- [Do this]
Count the lines below that contain the word "estudio" and give only the number.

- [Information supplied]
◆ ◆ ◆ ◆

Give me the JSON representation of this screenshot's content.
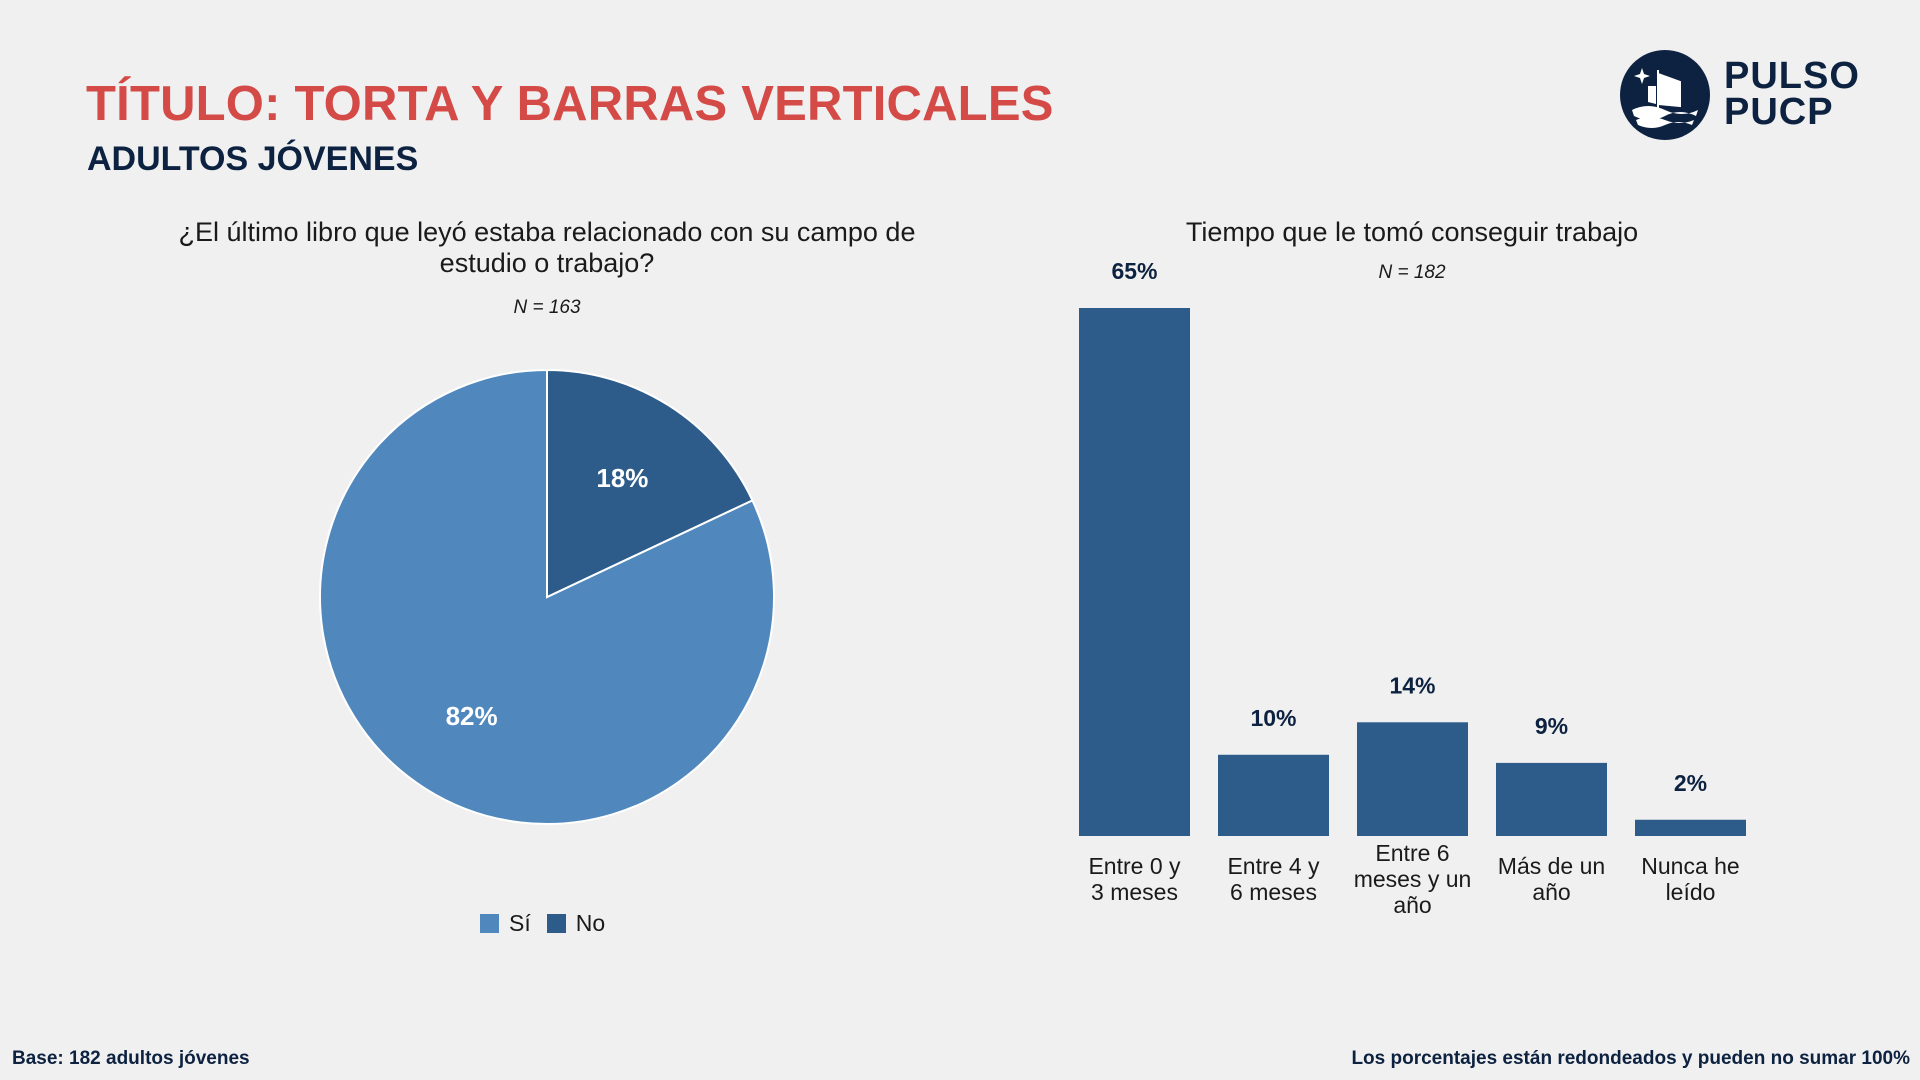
{
  "header": {
    "title": "TÍTULO: TORTA Y BARRAS VERTICALES",
    "subtitle": "ADULTOS JÓVENES",
    "logo_line1": "PULSO",
    "logo_line2": "PUCP"
  },
  "colors": {
    "title": "#d34a47",
    "navy": "#0d2240",
    "pie_si": "#5088bd",
    "pie_no": "#2d5c8a",
    "bar": "#2d5c8a"
  },
  "chart_data": [
    {
      "type": "pie",
      "title": "¿El último libro que leyó estaba relacionado con su campo de estudio o trabajo?",
      "title_lines": [
        "¿El último libro que leyó estaba relacionado con su campo de",
        "estudio o trabajo?"
      ],
      "n_label": "N = 163",
      "labels": [
        "Sí",
        "No"
      ],
      "values": [
        82,
        18
      ],
      "value_labels": [
        "82%",
        "18%"
      ],
      "colors": [
        "#5088bd",
        "#2d5c8a"
      ],
      "legend": "bottom"
    },
    {
      "type": "bar",
      "title": "Tiempo que le tomó conseguir trabajo",
      "n_label": "N = 182",
      "categories": [
        "Entre 0 y 3 meses",
        "Entre 4 y 6 meses",
        "Entre 6 meses y un año",
        "Más de un año",
        "Nunca he leído"
      ],
      "category_lines": [
        [
          "Entre 0 y",
          "3 meses"
        ],
        [
          "Entre 4 y",
          "6 meses"
        ],
        [
          "Entre 6",
          "meses y un",
          "año"
        ],
        [
          "Más de un",
          "año"
        ],
        [
          "Nunca he",
          "leído"
        ]
      ],
      "values": [
        65,
        10,
        14,
        9,
        2
      ],
      "value_labels": [
        "65%",
        "10%",
        "14%",
        "9%",
        "2%"
      ],
      "color": "#2d5c8a",
      "grid": false
    }
  ],
  "footer": {
    "base": "Base: 182 adultos jóvenes",
    "note": "Los porcentajes están redondeados y pueden no sumar 100%"
  }
}
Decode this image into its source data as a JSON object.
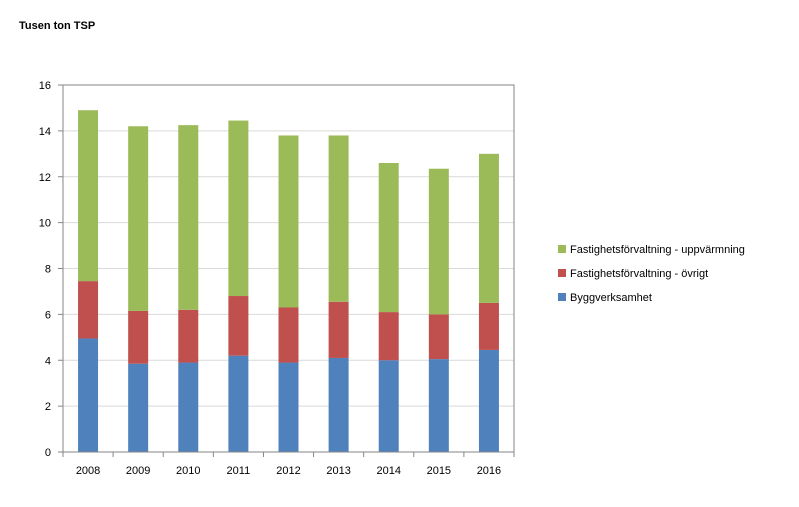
{
  "chart_data": {
    "type": "bar",
    "stacked": true,
    "unit_label": "Tusen ton TSP",
    "categories": [
      "2008",
      "2009",
      "2010",
      "2011",
      "2012",
      "2013",
      "2014",
      "2015",
      "2016"
    ],
    "series": [
      {
        "name": "Byggverksamhet",
        "color": "#4f81bd",
        "values": [
          4.95,
          3.85,
          3.9,
          4.2,
          3.9,
          4.1,
          4.0,
          4.05,
          4.45
        ]
      },
      {
        "name": "Fastighetsförvaltning - övrigt",
        "color": "#c0504d",
        "values": [
          2.5,
          2.3,
          2.3,
          2.6,
          2.4,
          2.45,
          2.1,
          1.95,
          2.05
        ]
      },
      {
        "name": "Fastighetsförvaltning - uppvärmning",
        "color": "#9bbb59",
        "values": [
          7.45,
          8.05,
          8.05,
          7.65,
          7.5,
          7.25,
          6.5,
          6.35,
          6.5
        ]
      }
    ],
    "ylim": [
      0,
      16
    ],
    "yticks": [
      0,
      2,
      4,
      6,
      8,
      10,
      12,
      14,
      16
    ],
    "grid": true,
    "legend_position": "right"
  }
}
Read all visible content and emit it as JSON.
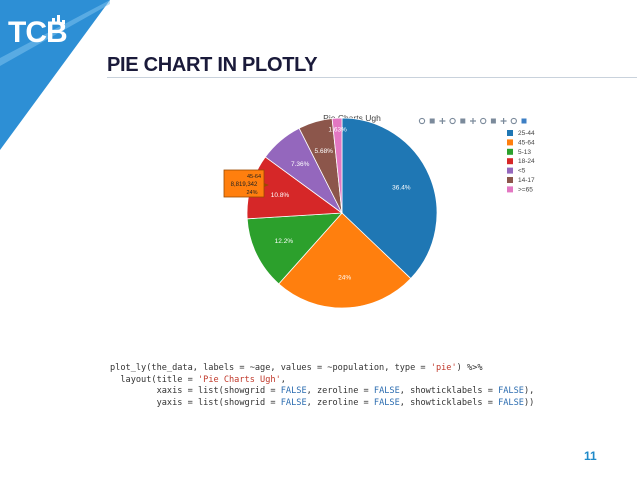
{
  "slide": {
    "logo_text": "TCB",
    "title": "PIE CHART IN PLOTLY",
    "page_number": "11",
    "accent_color": "#1f8ac9"
  },
  "chart_data": {
    "type": "pie",
    "title": "Pie Charts Ugh",
    "legend_position": "top-right",
    "categories": [
      "25-44",
      "45-64",
      "5-13",
      "18-24",
      "<5",
      "14-17",
      ">=65"
    ],
    "values": [
      36.4,
      24,
      12.2,
      10.8,
      7.36,
      5.68,
      1.63
    ],
    "slice_labels": [
      "36.4%",
      "24%",
      "12.2%",
      "10.8%",
      "7.36%",
      "5.68%",
      "1.63%"
    ],
    "colors": [
      "#1f77b4",
      "#ff7f0e",
      "#2ca02c",
      "#d62728",
      "#9467bd",
      "#8c564b",
      "#e377c2"
    ],
    "tooltip": {
      "label": "45-64",
      "value": "8,819,342",
      "percent": "24%"
    },
    "modebar_icons": [
      "camera-icon",
      "zoom-icon",
      "pan-icon",
      "zoom-in-icon",
      "zoom-out-icon",
      "autoscale-icon",
      "reset-icon",
      "spike-icon",
      "hover-closest-icon",
      "hover-compare-icon",
      "plotly-logo-icon"
    ]
  },
  "code": {
    "line1_a": "plot_ly(the_data, labels = ~age, values = ~population, type = ",
    "line1_str": "'pie'",
    "line1_b": ") %>%",
    "line2_a": "  layout(title = ",
    "line2_str": "'Pie Charts Ugh'",
    "line2_b": ",",
    "line3_a": "         xaxis = list(showgrid = ",
    "line3_b": ", zeroline = ",
    "line3_c": ", showticklabels = ",
    "line3_d": "),",
    "line4_a": "         yaxis = list(showgrid = ",
    "line4_b": ", zeroline = ",
    "line4_c": ", showticklabels = ",
    "line4_d": "))",
    "false_kw": "FALSE"
  }
}
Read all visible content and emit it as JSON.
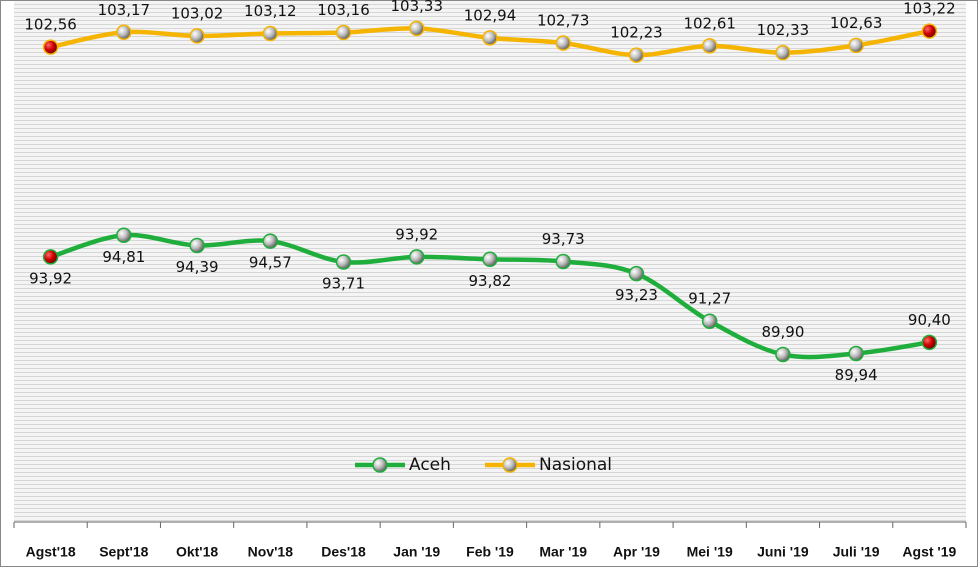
{
  "chart_data": {
    "type": "line",
    "categories": [
      "Agst'18",
      "Sept'18",
      "Okt'18",
      "Nov'18",
      "Des'18",
      "Jan '19",
      "Feb '19",
      "Mar '19",
      "Apr '19",
      "Mei '19",
      "Juni '19",
      "Juli '19",
      "Agst '19"
    ],
    "series": [
      {
        "name": "Aceh",
        "color": "#1fae3c",
        "values": [
          93.92,
          94.81,
          94.39,
          94.57,
          93.71,
          93.92,
          93.82,
          93.73,
          93.23,
          91.27,
          89.9,
          89.94,
          90.4
        ],
        "value_labels": [
          "93,92",
          "94,81",
          "94,39",
          "94,57",
          "93,71",
          "93,92",
          "93,82",
          "93,73",
          "93,23",
          "91,27",
          "89,90",
          "89,94",
          "90,40"
        ]
      },
      {
        "name": "Nasional",
        "color": "#f5b400",
        "values": [
          102.56,
          103.17,
          103.02,
          103.12,
          103.16,
          103.33,
          102.94,
          102.73,
          102.23,
          102.61,
          102.33,
          102.63,
          103.22
        ],
        "value_labels": [
          "102,56",
          "103,17",
          "103,02",
          "103,12",
          "103,16",
          "103,33",
          "102,94",
          "102,73",
          "102,23",
          "102,61",
          "102,33",
          "102,63",
          "103,22"
        ]
      }
    ],
    "ylim": [
      83,
      104.5
    ],
    "legend": "lower center"
  }
}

◆ ◆ ◆ ◆

- [Exercise answer]
2